### Given problem:
Repeat every line exactly, keeping the pictures out of the copy.

******

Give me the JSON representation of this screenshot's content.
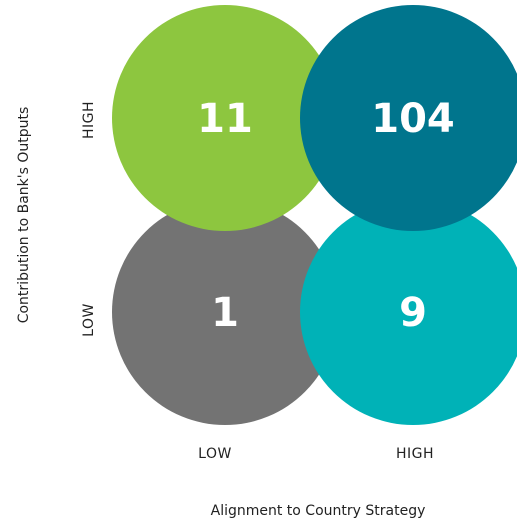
{
  "chart_data": {
    "type": "bubble-matrix",
    "xlabel": "Alignment to Country Strategy",
    "ylabel": "Contribution to Bank's Outputs",
    "x_categories": [
      "LOW",
      "HIGH"
    ],
    "y_categories": [
      "LOW",
      "HIGH"
    ],
    "cells": [
      {
        "x": "LOW",
        "y": "HIGH",
        "value": 11,
        "color": "#8dc63f"
      },
      {
        "x": "HIGH",
        "y": "HIGH",
        "value": 104,
        "color": "#00758d"
      },
      {
        "x": "LOW",
        "y": "LOW",
        "value": 1,
        "color": "#737373"
      },
      {
        "x": "HIGH",
        "y": "LOW",
        "value": 9,
        "color": "#00b2b7"
      }
    ]
  }
}
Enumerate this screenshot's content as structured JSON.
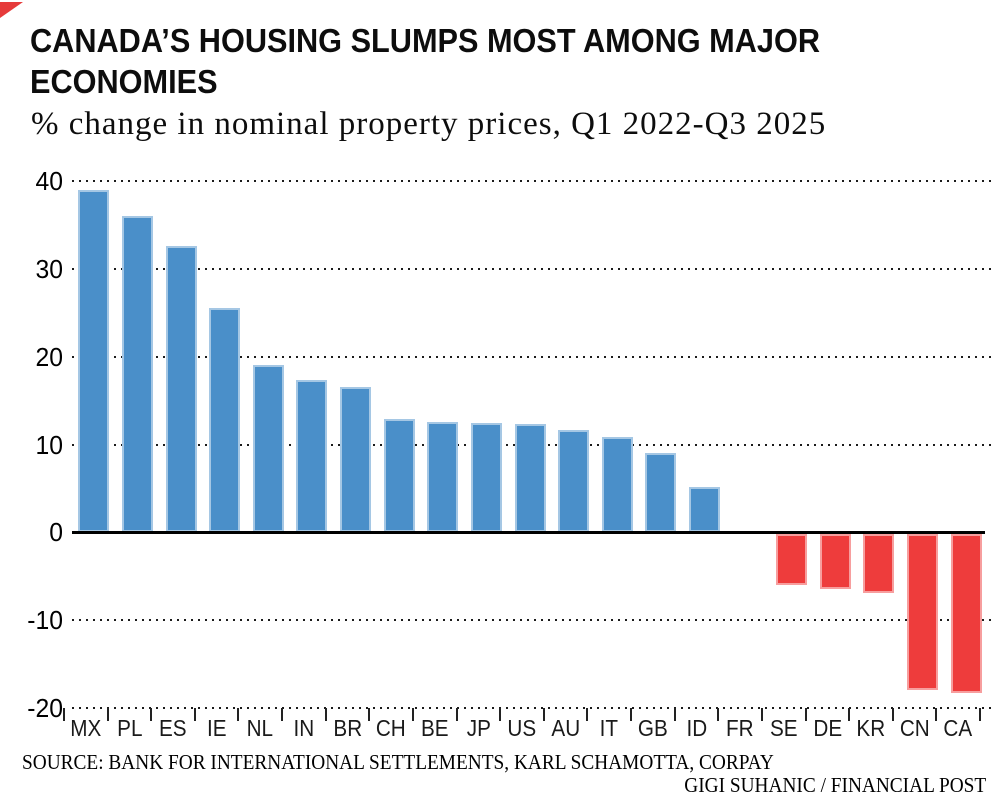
{
  "header": {
    "title_line1": "CANADA’S HOUSING SLUMPS MOST AMONG MAJOR",
    "title_line2": "ECONOMIES",
    "subtitle": "% change in nominal property prices, Q1 2022-Q3 2025"
  },
  "chart_data": {
    "type": "bar",
    "title": "CANADA'S HOUSING SLUMPS MOST AMONG MAJOR ECONOMIES",
    "subtitle": "% change in nominal property prices, Q1 2022-Q3 2025",
    "categories": [
      "MX",
      "PL",
      "ES",
      "IE",
      "NL",
      "IN",
      "BR",
      "CH",
      "BE",
      "JP",
      "US",
      "AU",
      "IT",
      "GB",
      "ID",
      "FR",
      "SE",
      "DE",
      "KR",
      "CN",
      "CA"
    ],
    "values": [
      39,
      36,
      32.6,
      25.5,
      19,
      17.4,
      16.5,
      12.9,
      12.6,
      12.5,
      12.3,
      11.6,
      10.9,
      9,
      5.2,
      0,
      -6,
      -6.4,
      -6.9,
      -17.9,
      -18.3
    ],
    "xlabel": "",
    "ylabel": "% change",
    "ylim": [
      -20,
      40
    ],
    "yticks": [
      40,
      30,
      20,
      10,
      0,
      -10,
      -20
    ],
    "grid": "dotted-horizontal",
    "legend": "none",
    "positive_color": "#4a8fc9",
    "negative_color": "#ee3c3c",
    "axis_color": "#000000"
  },
  "footer": {
    "source": "SOURCE: BANK FOR INTERNATIONAL SETTLEMENTS, KARL SCHAMOTTA, CORPAY",
    "credit": "GIGI SUHANIC / FINANCIAL POST"
  },
  "colors": {
    "background": "#ffffff",
    "text": "#0d0d0d",
    "corner_mark": "#e63b3b"
  }
}
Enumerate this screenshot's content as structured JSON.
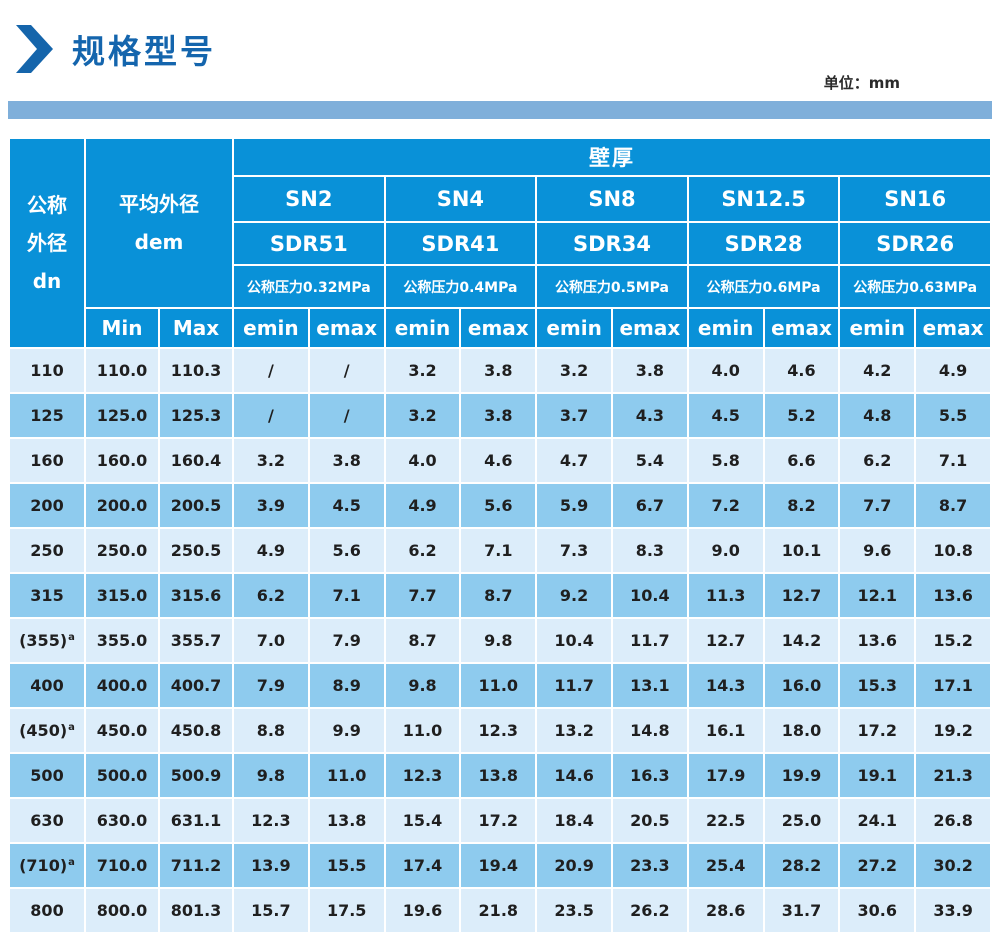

******

### Response to the task:
Give me the JSON representation of this screenshot's content.
{
  "chart_data": {
    "type": "bubble-matrix",
    "xlabel": "Alignment to Country Strategy",
    "ylabel": "Contribution to Bank's Outputs",
    "x_categories": [
      "LOW",
      "HIGH"
    ],
    "y_categories": [
      "LOW",
      "HIGH"
    ],
    "cells": [
      {
        "x": "LOW",
        "y": "HIGH",
        "value": 11,
        "color": "#8dc63f"
      },
      {
        "x": "HIGH",
        "y": "HIGH",
        "value": 104,
        "color": "#00758d"
      },
      {
        "x": "LOW",
        "y": "LOW",
        "value": 1,
        "color": "#737373"
      },
      {
        "x": "HIGH",
        "y": "LOW",
        "value": 9,
        "color": "#00b2b7"
      }
    ]
  }
}
Enumerate this screenshot's content as structured JSON.
{
  "header": {
    "title_line1": "CANADA’S HOUSING SLUMPS MOST AMONG MAJOR",
    "title_line2": "ECONOMIES",
    "subtitle": "% change in nominal property prices, Q1 2022-Q3 2025"
  },
  "chart_data": {
    "type": "bar",
    "title": "CANADA'S HOUSING SLUMPS MOST AMONG MAJOR ECONOMIES",
    "subtitle": "% change in nominal property prices, Q1 2022-Q3 2025",
    "categories": [
      "MX",
      "PL",
      "ES",
      "IE",
      "NL",
      "IN",
      "BR",
      "CH",
      "BE",
      "JP",
      "US",
      "AU",
      "IT",
      "GB",
      "ID",
      "FR",
      "SE",
      "DE",
      "KR",
      "CN",
      "CA"
    ],
    "values": [
      39,
      36,
      32.6,
      25.5,
      19,
      17.4,
      16.5,
      12.9,
      12.6,
      12.5,
      12.3,
      11.6,
      10.9,
      9,
      5.2,
      0,
      -6,
      -6.4,
      -6.9,
      -17.9,
      -18.3
    ],
    "xlabel": "",
    "ylabel": "% change",
    "ylim": [
      -20,
      40
    ],
    "yticks": [
      40,
      30,
      20,
      10,
      0,
      -10,
      -20
    ],
    "grid": "dotted-horizontal",
    "legend": "none",
    "positive_color": "#4a8fc9",
    "negative_color": "#ee3c3c",
    "axis_color": "#000000"
  },
  "footer": {
    "source": "SOURCE: BANK FOR INTERNATIONAL SETTLEMENTS, KARL SCHAMOTTA, CORPAY",
    "credit": "GIGI SUHANIC / FINANCIAL POST"
  },
  "colors": {
    "background": "#ffffff",
    "text": "#0d0d0d",
    "corner_mark": "#e63b3b"
  }
}
Enumerate this screenshot's content as structured JSON.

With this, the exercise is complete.